→ Do this
Reproduce the material word for word; the images stay out.

→ Available records
------------------------------------------------------------

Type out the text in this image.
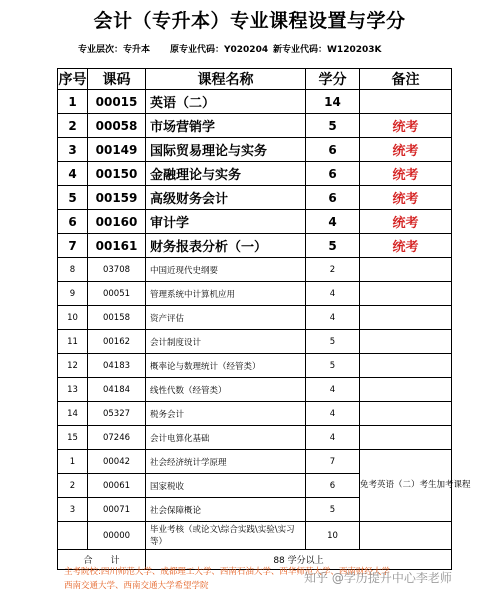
会计（专升本）专业课程设置与学分
专业层次：专升本 原专业代码：Y020204 新专业代码：W120203K
序号	课码	课程名称	学分	备注
1	00015	英语（二）	14	
2	00058	市场营销学	5	统考
3	00149	国际贸易理论与实务	6	统考
4	00150	金融理论与实务	6	统考
5	00159	高级财务会计	6	统考
6	00160	审计学	4	统考
7	00161	财务报表分析（一）	5	统考
8	03708	中国近现代史纲要	2	
9	00051	管理系统中计算机应用	4	
10	00158	资产评估	4	
11	00162	会计制度设计	5	
12	04183	概率论与数理统计（经管类）	5	
13	04184	线性代数（经管类）	4	
14	05327	税务会计	4	
15	07246	会计电算化基础	4	
1	00042	社会经济统计学原理	7	免考英语（二）考生加考课程
2	00061	国家税收	6	
3	00071	社会保障概论	5	
	00000	毕业考核（或论文\综合实践\实验\实习等）	10	
合　　计		88 学分以上		
主考院校:四川师范大学、成都理工大学、西南石油大学、西华师范大学、西南财经大学
西南交通大学、西南交通大学希望学院
知乎 @学历提升中心李老师
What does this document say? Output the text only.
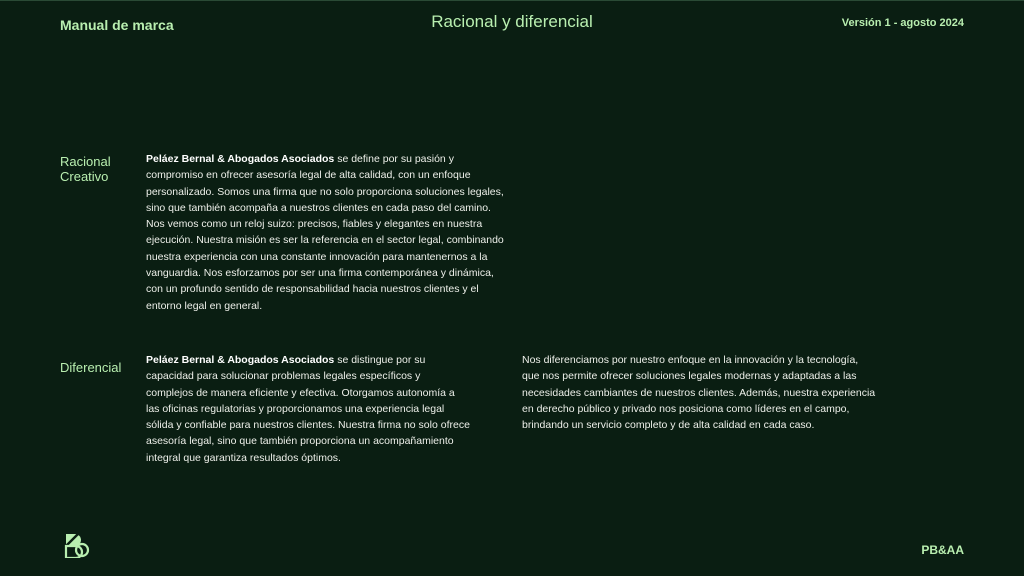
Manual de marca	Racional y diferencial	Versión 1 - agosto 2024
Racional
Creativo

Peláez Bernal & Abogados Asociados se define por su pasión y compromiso en ofrecer asesoría legal de alta calidad, con un enfoque personalizado. Somos una firma que no solo proporciona soluciones legales, sino que también acompaña a nuestros clientes en cada paso del camino. Nos vemos como un reloj suizo: precisos, fiables y elegantes en nuestra ejecución. Nuestra misión es ser la referencia en el sector legal, combinando nuestra experiencia con una constante innovación para mantenernos a la vanguardia. Nos esforzamos por ser una firma contemporánea y dinámica, con un profundo sentido de responsabilidad hacia nuestros clientes y el entorno legal en general.

Diferencial Peláez Bernal & Abogados Asociados se distingue por su capacidad para solucionar problemas legales específicos y complejos de manera eficiente y efectiva. Otorgamos autonomía a las oficinas regulatorias y proporcionamos una experiencia legal sólida y confiable para nuestros clientes. Nuestra firma no solo ofrece asesoría legal, sino que también proporciona un acompañamiento integral que garantiza resultados óptimos.

Nos diferenciamos por nuestro enfoque en la innovación y la tecnología, que nos permite ofrecer soluciones legales modernas y adaptadas a las necesidades cambiantes de nuestros clientes. Además, nuestra experiencia en derecho público y privado nos posiciona como líderes en el campo, brindando un servicio completo y de alta calidad en cada caso.

PB&AA
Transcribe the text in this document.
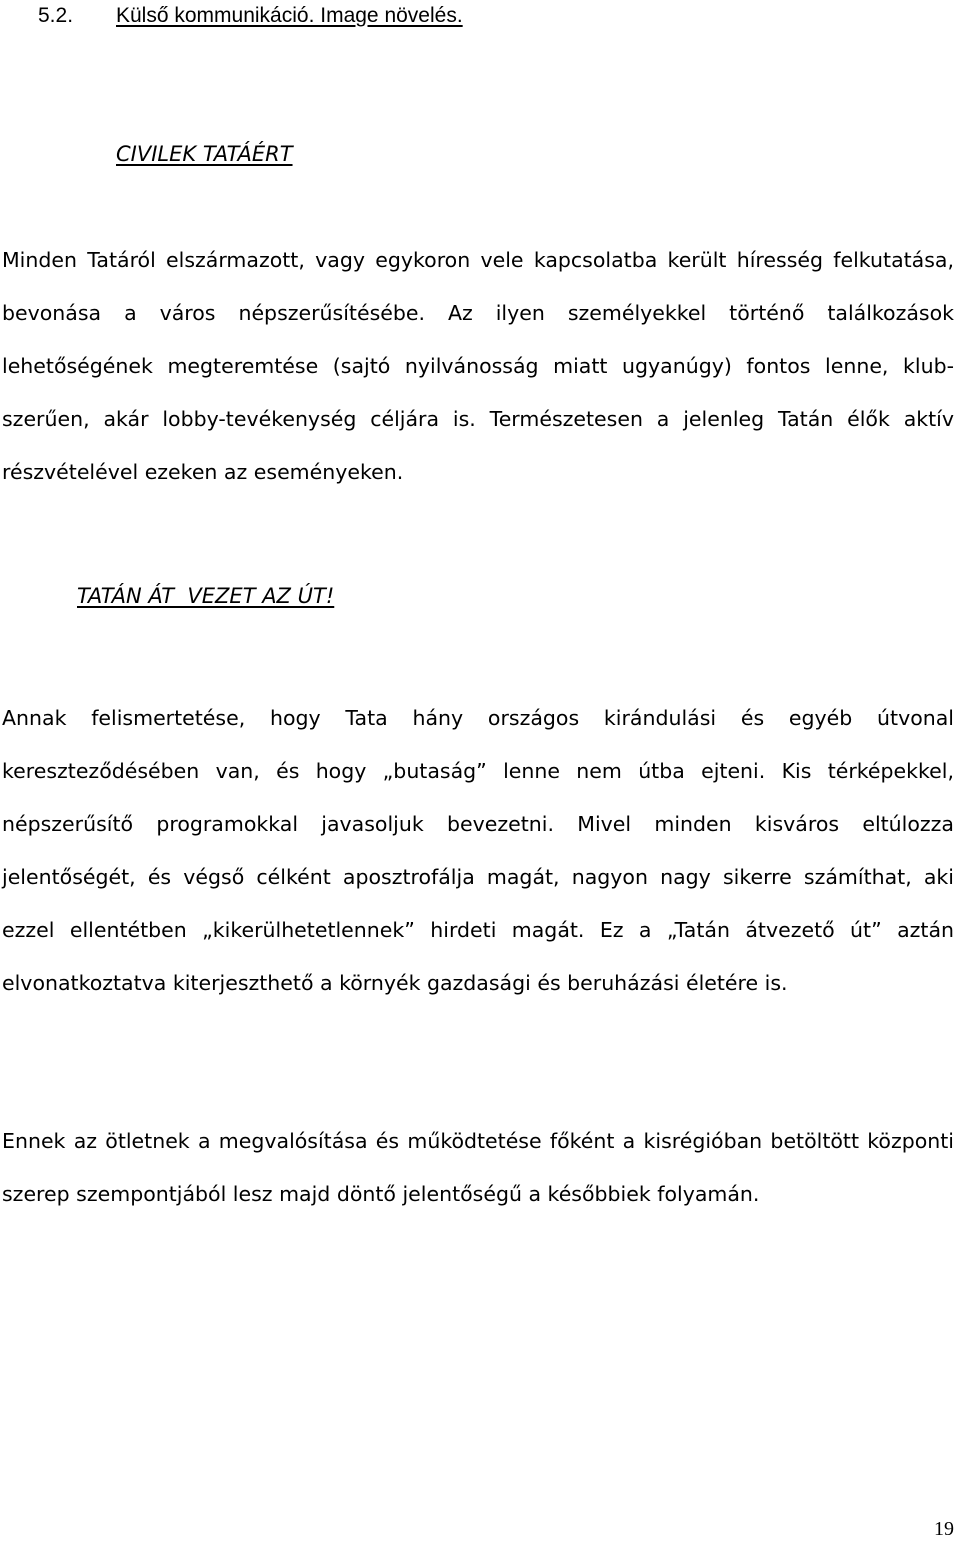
5.2. Külső kommunikáció. Image növelés.
CIVILEK TATÁÉRT

Minden Tatáról elszármazott, vagy egykoron vele kapcsolatba került híresség felkutatása, bevonása a város népszerűsítésébe. Az ilyen személyekkel történő találkozások lehetőségének megteremtése (sajtó nyilvánosság miatt ugyanúgy) fontos lenne, klub-szerűen, akár lobby-tevékenység céljára is. Természetesen a jelenleg Tatán élők aktív részvételével ezeken az eseményeken.

TATÁN ÁT  VEZET AZ ÚT!

Annak felismertetése, hogy Tata hány országos kirándulási és egyéb útvonal kereszteződésében van, és hogy „butaság” lenne nem útba ejteni. Kis térképekkel, népszerűsítő programokkal javasoljuk bevezetni. Mivel minden kisváros eltúlozza jelentőségét, és végső célként aposztrofálja magát, nagyon nagy sikerre számíthat, aki ezzel ellentétben „kikerülhetetlennek” hirdeti magát. Ez a „Tatán átvezető út” aztán elvonatkoztatva kiterjeszthető a környék gazdasági és beruházási életére is.

Ennek az ötletnek a megvalósítása és működtetése főként a kisrégióban betöltött központi szerep szempontjából lesz majd döntő jelentőségű a későbbiek folyamán.

19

------------------------------------------------------------

→ Result of the exercise
Type out the text in this image.
会计（专升本）专业课程设置与学分
专业层次：专升本 原专业代码：Y020204 新专业代码：W120203K
序号	课码	课程名称	学分	备注
1	00015	英语（二）	14	
2	00058	市场营销学	5	统考
3	00149	国际贸易理论与实务	6	统考
4	00150	金融理论与实务	6	统考
5	00159	高级财务会计	6	统考
6	00160	审计学	4	统考
7	00161	财务报表分析（一）	5	统考
8	03708	中国近现代史纲要	2	
9	00051	管理系统中计算机应用	4	
10	00158	资产评估	4	
11	00162	会计制度设计	5	
12	04183	概率论与数理统计（经管类）	5	
13	04184	线性代数（经管类）	4	
14	05327	税务会计	4	
15	07246	会计电算化基础	4	
1	00042	社会经济统计学原理	7	免考英语（二）考生加考课程
2	00061	国家税收	6	
3	00071	社会保障概论	5	
	00000	毕业考核（或论文\综合实践\实验\实习等）	10	
合　　计		88 学分以上		
主考院校:四川师范大学、成都理工大学、西南石油大学、西华师范大学、西南财经大学
西南交通大学、西南交通大学希望学院
知乎 @学历提升中心李老师
What does this document say? Output the text only.
Manual de marca	Racional y diferencial	Versión 1 - agosto 2024
Racional
Creativo

Peláez Bernal & Abogados Asociados se define por su pasión y compromiso en ofrecer asesoría legal de alta calidad, con un enfoque personalizado. Somos una firma que no solo proporciona soluciones legales, sino que también acompaña a nuestros clientes en cada paso del camino. Nos vemos como un reloj suizo: precisos, fiables y elegantes en nuestra ejecución. Nuestra misión es ser la referencia en el sector legal, combinando nuestra experiencia con una constante innovación para mantenernos a la vanguardia. Nos esforzamos por ser una firma contemporánea y dinámica, con un profundo sentido de responsabilidad hacia nuestros clientes y el entorno legal en general.

Diferencial Peláez Bernal & Abogados Asociados se distingue por su capacidad para solucionar problemas legales específicos y complejos de manera eficiente y efectiva. Otorgamos autonomía a las oficinas regulatorias y proporcionamos una experiencia legal sólida y confiable para nuestros clientes. Nuestra firma no solo ofrece asesoría legal, sino que también proporciona un acompañamiento integral que garantiza resultados óptimos.

Nos diferenciamos por nuestro enfoque en la innovación y la tecnología, que nos permite ofrecer soluciones legales modernas y adaptadas a las necesidades cambiantes de nuestros clientes. Además, nuestra experiencia en derecho público y privado nos posiciona como líderes en el campo, brindando un servicio completo y de alta calidad en cada caso.

PB&AA
Transcribe the text in this document.
5.2. Külső kommunikáció. Image növelés.
CIVILEK TATÁÉRT

Minden Tatáról elszármazott, vagy egykoron vele kapcsolatba került híresség felkutatása, bevonása a város népszerűsítésébe. Az ilyen személyekkel történő találkozások lehetőségének megteremtése (sajtó nyilvánosság miatt ugyanúgy) fontos lenne, klub-szerűen, akár lobby-tevékenység céljára is. Természetesen a jelenleg Tatán élők aktív részvételével ezeken az eseményeken.

TATÁN ÁT  VEZET AZ ÚT!

Annak felismertetése, hogy Tata hány országos kirándulási és egyéb útvonal kereszteződésében van, és hogy „butaság” lenne nem útba ejteni. Kis térképekkel, népszerűsítő programokkal javasoljuk bevezetni. Mivel minden kisváros eltúlozza jelentőségét, és végső célként aposztrofálja magát, nagyon nagy sikerre számíthat, aki ezzel ellentétben „kikerülhetetlennek” hirdeti magát. Ez a „Tatán átvezető út” aztán elvonatkoztatva kiterjeszthető a környék gazdasági és beruházási életére is.

Ennek az ötletnek a megvalósítása és működtetése főként a kisrégióban betöltött központi szerep szempontjából lesz majd döntő jelentőségű a későbbiek folyamán.

19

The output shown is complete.